> _Problems to solve_
a) In the forum thread on converting strings to timestamps in PySpark, what reason does the poster give for wanting to turn the time values into a timestamp?
b) Which two string columns does the PySpark forum thread say the dataframe contains?
c) Carry on the PySpark timestamp forum thread past its final line.

> _Text passage_
□ □ □
Using Pyspark to convert column from string to timestamp - apache-spark-sql

I have pyspark dataframe with 2 columns (Violation_Time, Time_First_Observed) which are captured as strings. Sample of data is below, where there it is captured as HHmm with "A" or "P" representing am or pm. Also, the data has error where some entries exceed 24HH.
Violation_Time Time_First_Observed
0830A 1600P
1450P 0720A
1630P 2540P
0900A 0100A
I would like to use pyspark to remove the "A" and "P" for both columns and subsequently convert the data (e.g., 0800, 1930 etc) into a timestamp for analysis purposes. I have tried to do this for the "Violation_Time" column and create a new column "timestamp" to store this (see code below). However, I can't seem to be able to do it. Any form of help is appreciate, thank you.
sparkdf3.withColumn('timestamp',F.to_timestamp("Violation_Time", "HH"))
□ □ □
> _Data shown_
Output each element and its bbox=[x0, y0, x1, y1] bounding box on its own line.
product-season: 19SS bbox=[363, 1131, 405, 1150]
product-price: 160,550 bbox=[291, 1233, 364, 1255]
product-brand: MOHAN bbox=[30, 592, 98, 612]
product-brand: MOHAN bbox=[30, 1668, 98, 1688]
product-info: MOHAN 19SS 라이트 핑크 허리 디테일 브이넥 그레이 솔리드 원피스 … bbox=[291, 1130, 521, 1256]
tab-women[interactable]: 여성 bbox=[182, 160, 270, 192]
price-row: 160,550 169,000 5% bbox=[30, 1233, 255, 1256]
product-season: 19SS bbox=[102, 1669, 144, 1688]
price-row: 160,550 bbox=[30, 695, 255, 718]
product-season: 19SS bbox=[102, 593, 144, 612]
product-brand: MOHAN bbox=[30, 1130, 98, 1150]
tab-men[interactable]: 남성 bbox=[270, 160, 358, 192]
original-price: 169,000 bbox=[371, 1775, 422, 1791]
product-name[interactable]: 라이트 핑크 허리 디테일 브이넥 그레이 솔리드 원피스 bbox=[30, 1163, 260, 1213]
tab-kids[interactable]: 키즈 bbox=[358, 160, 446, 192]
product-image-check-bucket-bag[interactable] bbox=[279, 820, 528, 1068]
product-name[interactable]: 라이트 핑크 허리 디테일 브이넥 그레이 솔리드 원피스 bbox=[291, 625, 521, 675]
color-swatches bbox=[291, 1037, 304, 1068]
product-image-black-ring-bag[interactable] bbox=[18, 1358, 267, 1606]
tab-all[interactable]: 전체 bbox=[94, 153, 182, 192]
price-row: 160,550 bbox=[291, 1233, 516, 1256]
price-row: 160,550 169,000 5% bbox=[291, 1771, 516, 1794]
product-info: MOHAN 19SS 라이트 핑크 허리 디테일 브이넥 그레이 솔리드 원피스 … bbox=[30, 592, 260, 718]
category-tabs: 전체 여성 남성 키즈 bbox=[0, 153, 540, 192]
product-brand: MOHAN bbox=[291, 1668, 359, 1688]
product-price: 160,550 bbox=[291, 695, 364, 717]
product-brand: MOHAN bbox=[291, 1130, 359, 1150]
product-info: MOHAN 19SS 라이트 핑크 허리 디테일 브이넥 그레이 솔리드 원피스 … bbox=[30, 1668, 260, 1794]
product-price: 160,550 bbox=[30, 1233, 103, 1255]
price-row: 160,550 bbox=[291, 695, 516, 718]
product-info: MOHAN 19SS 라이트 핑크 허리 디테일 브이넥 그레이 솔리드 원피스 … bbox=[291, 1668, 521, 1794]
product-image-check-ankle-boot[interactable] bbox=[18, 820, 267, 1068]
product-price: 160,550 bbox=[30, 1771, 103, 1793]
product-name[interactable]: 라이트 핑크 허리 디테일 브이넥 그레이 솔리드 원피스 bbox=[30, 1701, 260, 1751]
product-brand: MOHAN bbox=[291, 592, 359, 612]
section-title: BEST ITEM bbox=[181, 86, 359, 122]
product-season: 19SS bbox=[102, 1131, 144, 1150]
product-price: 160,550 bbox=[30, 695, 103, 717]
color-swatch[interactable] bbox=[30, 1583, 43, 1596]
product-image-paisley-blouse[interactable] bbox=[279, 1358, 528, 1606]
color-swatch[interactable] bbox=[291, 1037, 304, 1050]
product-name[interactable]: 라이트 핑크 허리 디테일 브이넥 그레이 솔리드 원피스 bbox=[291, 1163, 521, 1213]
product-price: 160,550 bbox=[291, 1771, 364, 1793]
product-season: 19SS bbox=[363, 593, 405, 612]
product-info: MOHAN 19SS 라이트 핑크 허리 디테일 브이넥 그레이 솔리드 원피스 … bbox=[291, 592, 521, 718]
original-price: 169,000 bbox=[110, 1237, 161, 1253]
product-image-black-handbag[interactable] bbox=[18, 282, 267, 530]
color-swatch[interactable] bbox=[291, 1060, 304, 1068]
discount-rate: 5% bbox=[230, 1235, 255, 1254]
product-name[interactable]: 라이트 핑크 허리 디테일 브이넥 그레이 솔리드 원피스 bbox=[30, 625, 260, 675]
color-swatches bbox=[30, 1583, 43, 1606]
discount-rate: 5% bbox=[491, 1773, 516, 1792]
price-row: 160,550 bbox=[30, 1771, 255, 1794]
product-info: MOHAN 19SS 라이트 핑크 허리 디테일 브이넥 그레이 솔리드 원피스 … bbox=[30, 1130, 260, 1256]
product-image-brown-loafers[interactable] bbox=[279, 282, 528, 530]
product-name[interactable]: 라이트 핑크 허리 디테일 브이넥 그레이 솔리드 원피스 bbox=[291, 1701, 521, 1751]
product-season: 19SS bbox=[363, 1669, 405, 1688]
□ □ □
> _Outputs for the tasks_
a) The poster wants to convert the cleaned time values, such as 0800 or 1930, into a timestamp for analysis purposes.

b) Violation_Time and Time_First_Observed.

c)
sparkdf3.select(['Violation_Time','timestamp']).show()

You can use the following
sparkdf3 = sparkdf3.withColumn('timestamp', func.split(func.to_timestamp('Violation_Time', 'HHmm'), ' ').getItem(1))
sparkdf3.select(['Violation_Time','timestamp']).show()
Explanation
sparkdf3.withColumn('timestamp',
func.split(
func.to_timestamp('Violation_Time', 'HHmm') #Convert to timestamp. It will convert in datetime format
, ' '
).getItem(1) #Split on space and get first item
)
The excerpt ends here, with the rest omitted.